» Exercise materials:
####

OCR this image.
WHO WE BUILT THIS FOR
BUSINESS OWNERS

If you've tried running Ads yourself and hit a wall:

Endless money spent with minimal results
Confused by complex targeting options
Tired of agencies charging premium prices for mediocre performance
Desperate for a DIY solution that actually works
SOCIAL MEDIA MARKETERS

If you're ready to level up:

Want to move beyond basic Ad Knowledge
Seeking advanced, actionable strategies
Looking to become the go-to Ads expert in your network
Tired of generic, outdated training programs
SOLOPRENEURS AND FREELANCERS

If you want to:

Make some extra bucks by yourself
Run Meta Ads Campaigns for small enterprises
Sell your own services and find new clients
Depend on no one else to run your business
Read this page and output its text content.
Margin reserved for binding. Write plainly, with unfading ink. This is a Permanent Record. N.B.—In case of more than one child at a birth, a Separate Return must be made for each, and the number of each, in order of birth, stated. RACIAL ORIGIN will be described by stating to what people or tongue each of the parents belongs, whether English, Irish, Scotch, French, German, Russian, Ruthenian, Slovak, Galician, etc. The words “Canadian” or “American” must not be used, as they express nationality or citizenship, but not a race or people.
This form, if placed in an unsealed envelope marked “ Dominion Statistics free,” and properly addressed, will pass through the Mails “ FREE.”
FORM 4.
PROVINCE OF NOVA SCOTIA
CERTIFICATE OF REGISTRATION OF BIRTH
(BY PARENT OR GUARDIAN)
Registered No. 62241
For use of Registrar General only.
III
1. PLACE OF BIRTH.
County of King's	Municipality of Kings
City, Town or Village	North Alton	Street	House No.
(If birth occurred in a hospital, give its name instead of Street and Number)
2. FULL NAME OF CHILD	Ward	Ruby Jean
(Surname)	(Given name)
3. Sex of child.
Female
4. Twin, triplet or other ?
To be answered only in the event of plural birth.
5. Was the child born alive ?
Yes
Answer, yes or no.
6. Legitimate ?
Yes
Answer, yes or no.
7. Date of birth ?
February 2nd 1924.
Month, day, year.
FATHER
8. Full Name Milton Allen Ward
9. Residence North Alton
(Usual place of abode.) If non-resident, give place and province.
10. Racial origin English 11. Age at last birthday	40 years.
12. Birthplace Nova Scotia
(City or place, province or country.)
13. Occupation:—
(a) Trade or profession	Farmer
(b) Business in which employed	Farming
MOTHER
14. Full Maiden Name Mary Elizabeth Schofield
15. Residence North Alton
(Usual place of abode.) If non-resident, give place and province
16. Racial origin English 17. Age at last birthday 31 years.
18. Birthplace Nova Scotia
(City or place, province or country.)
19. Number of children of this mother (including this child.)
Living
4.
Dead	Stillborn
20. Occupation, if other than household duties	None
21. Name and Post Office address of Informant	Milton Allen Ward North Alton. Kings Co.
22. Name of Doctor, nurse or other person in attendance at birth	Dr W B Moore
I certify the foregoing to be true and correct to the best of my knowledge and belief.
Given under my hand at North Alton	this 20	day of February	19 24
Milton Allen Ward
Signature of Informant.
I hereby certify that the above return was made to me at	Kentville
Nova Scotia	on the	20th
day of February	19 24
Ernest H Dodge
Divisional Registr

####

» Task brief: Lines holding the word "Occupation" in the entries above are the ones to pull out. Copy them all.

» Response:
13. Occupation:—
20. Occupation, if other than household duties	None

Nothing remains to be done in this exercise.